TASK INSTRUCTIONS: Search the data below for "text"; list each line that holds it.

A block of data:
============

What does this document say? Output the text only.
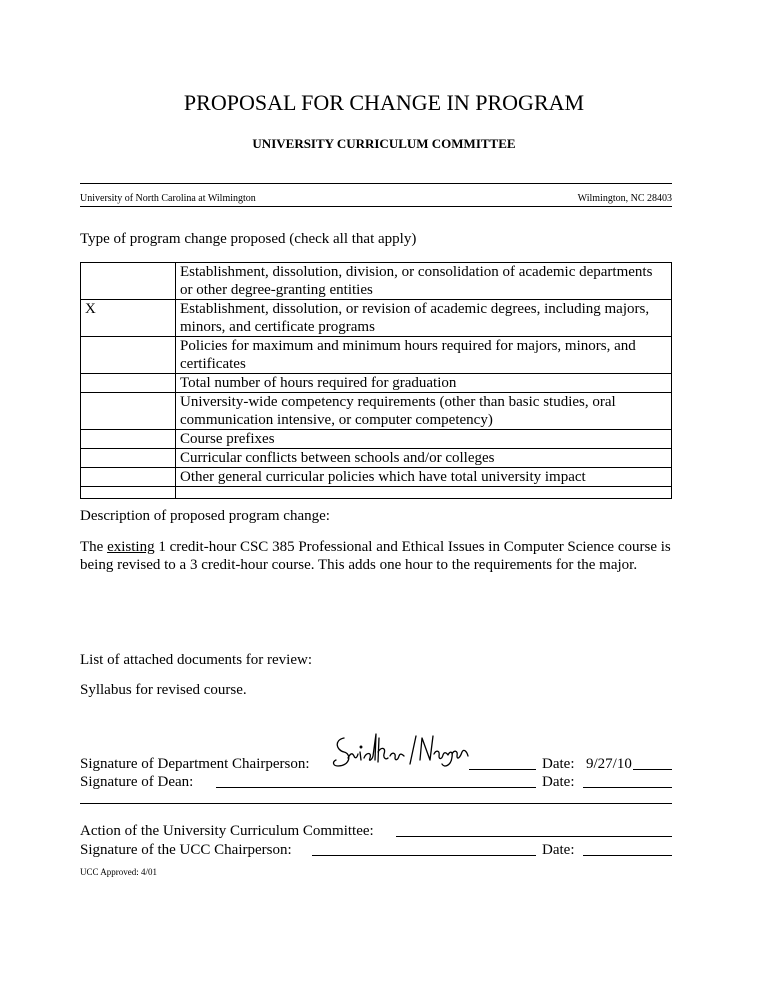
PROPOSAL FOR CHANGE IN PROGRAM
UNIVERSITY CURRICULUM COMMITTEE
University of North Carolina at Wilmington	Wilmington, NC 28403
Type of program change proposed (check all that apply)
	Establishment, dissolution, division, or consolidation of academic departments or other degree-granting entities
X	Establishment, dissolution, or revision of academic degrees, including majors, minors, and certificate programs
	Policies for maximum and minimum hours required for majors, minors, and certificates
	Total number of hours required for graduation
	University-wide competency requirements (other than basic studies, oral communication intensive, or computer competency)
	Course prefixes
	Curricular conflicts between schools and/or colleges
	Other general curricular policies which have total university impact

Description of proposed program change:
The existing 1 credit-hour CSC 385 Professional and Ethical Issues in Computer Science course is being revised to a 3 credit-hour course. This adds one hour to the requirements for the major.
List of attached documents for review:
Syllabus for revised course.
Signature of Department Chairperson:	Date: 9/27/10
Signature of Dean:	Date:
Action of the University Curriculum Committee:
Signature of the UCC Chairperson:	Date:
UCC Approved: 4/01
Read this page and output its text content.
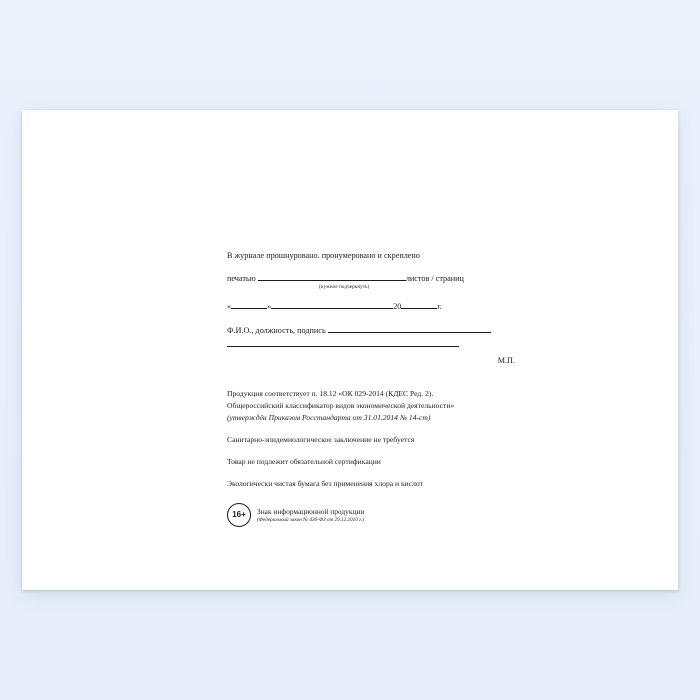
В журнале прошнуровано. пронумеровано и скреплено
печатью	листов / страниц
(нужное подчеркнуть)
«	»	20	г.
Ф.И.О., должность, подпись
М.П.

Продукция соответствует п. 18.12 «ОК 029-2014 (КДЕС Ред. 2).

Общероссийский классификатор видов экономической деятельности»

(утверждён Приказом Росстандарта от 31.01.2014 № 14-ст)

Санитарно-эпидемиологическое заключение не требуется

Товар не подлежит обязательной сертификации

Экологически чистая бумага без применения хлора и кислот

16+	Знак информационной продукции
(Федеральный закон № 436-ФЗ от 29.12.2010 г.)
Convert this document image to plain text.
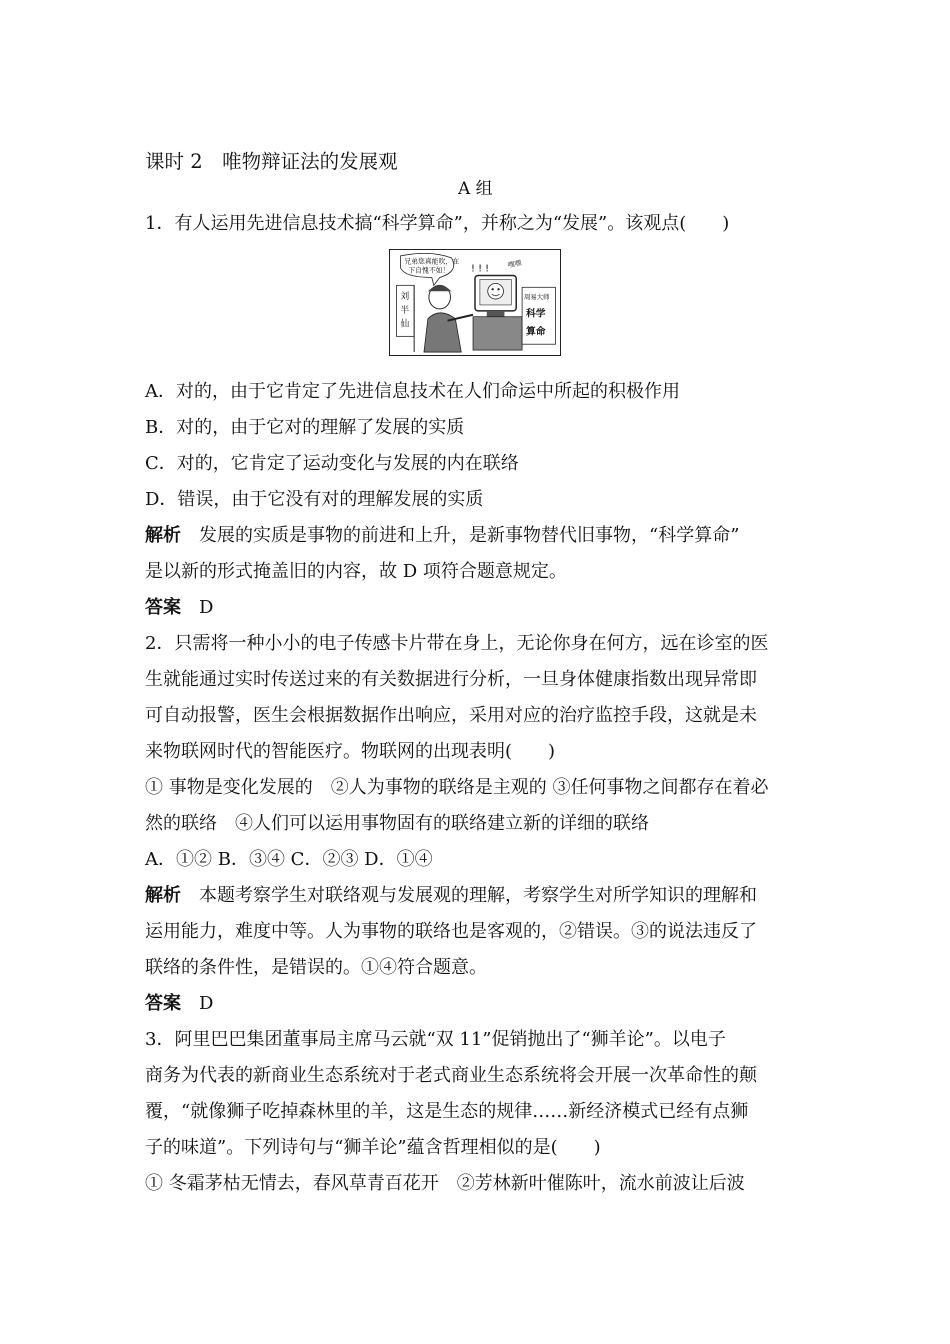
课时 2　唯物辩证法的发展观
A 组
1．有人运用先进信息技术搞“科学算命”，并称之为“发展”。该观点(　　)
兄弟您真能吹，在
下自愧不如！
嘿嘿
! ! !
刘
半
仙
周易大师
科学
算命
A．对的，由于它肯定了先进信息技术在人们命运中所起的积极作用
B．对的，由于它对的理解了发展的实质
C．对的，它肯定了运动变化与发展的内在联络
D．错误，由于它没有对的理解发展的实质
解析　 发展的实质是事物的前进和上升，是新事物替代旧事物，“科学算命”
是以新的形式掩盖旧的内容，故 D 项符合题意规定。
答案　 D
2．只需将一种小小的电子传感卡片带在身上，无论你身在何方，远在诊室的医
生就能通过实时传送过来的有关数据进行分析，一旦身体健康指数出现异常即
可自动报警，医生会根据数据作出响应，采用对应的治疗监控手段，这就是未
来物联网时代的智能医疗。物联网的出现表明(　　)
① 事物是变化发展的　②人为事物的联络是主观的 ③任何事物之间都存在着必
然的联络　④人们可以运用事物固有的联络建立新的详细的联络
A．①② B．③④ C．②③ D．①④
解析　 本题考察学生对联络观与发展观的理解，考察学生对所学知识的理解和
运用能力，难度中等。人为事物的联络也是客观的，②错误。③的说法违反了
联络的条件性，是错误的。①④符合题意。
答案　 D
3．阿里巴巴集团董事局主席马云就“双 11”促销抛出了“狮羊论”。以电子
商务为代表的新商业生态系统对于老式商业生态系统将会开展一次革命性的颠
覆，“就像狮子吃掉森林里的羊，这是生态的规律……新经济模式已经有点狮
子的味道”。下列诗句与“狮羊论”蕴含哲理相似的是(　　)
① 冬霜茅枯无情去，春风草青百花开　②芳林新叶催陈叶，流水前波让后波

============

TASK RESPONSE:
What does this document say? Output the text only.
Read this page and output its text content.
Convert this document image to plain text.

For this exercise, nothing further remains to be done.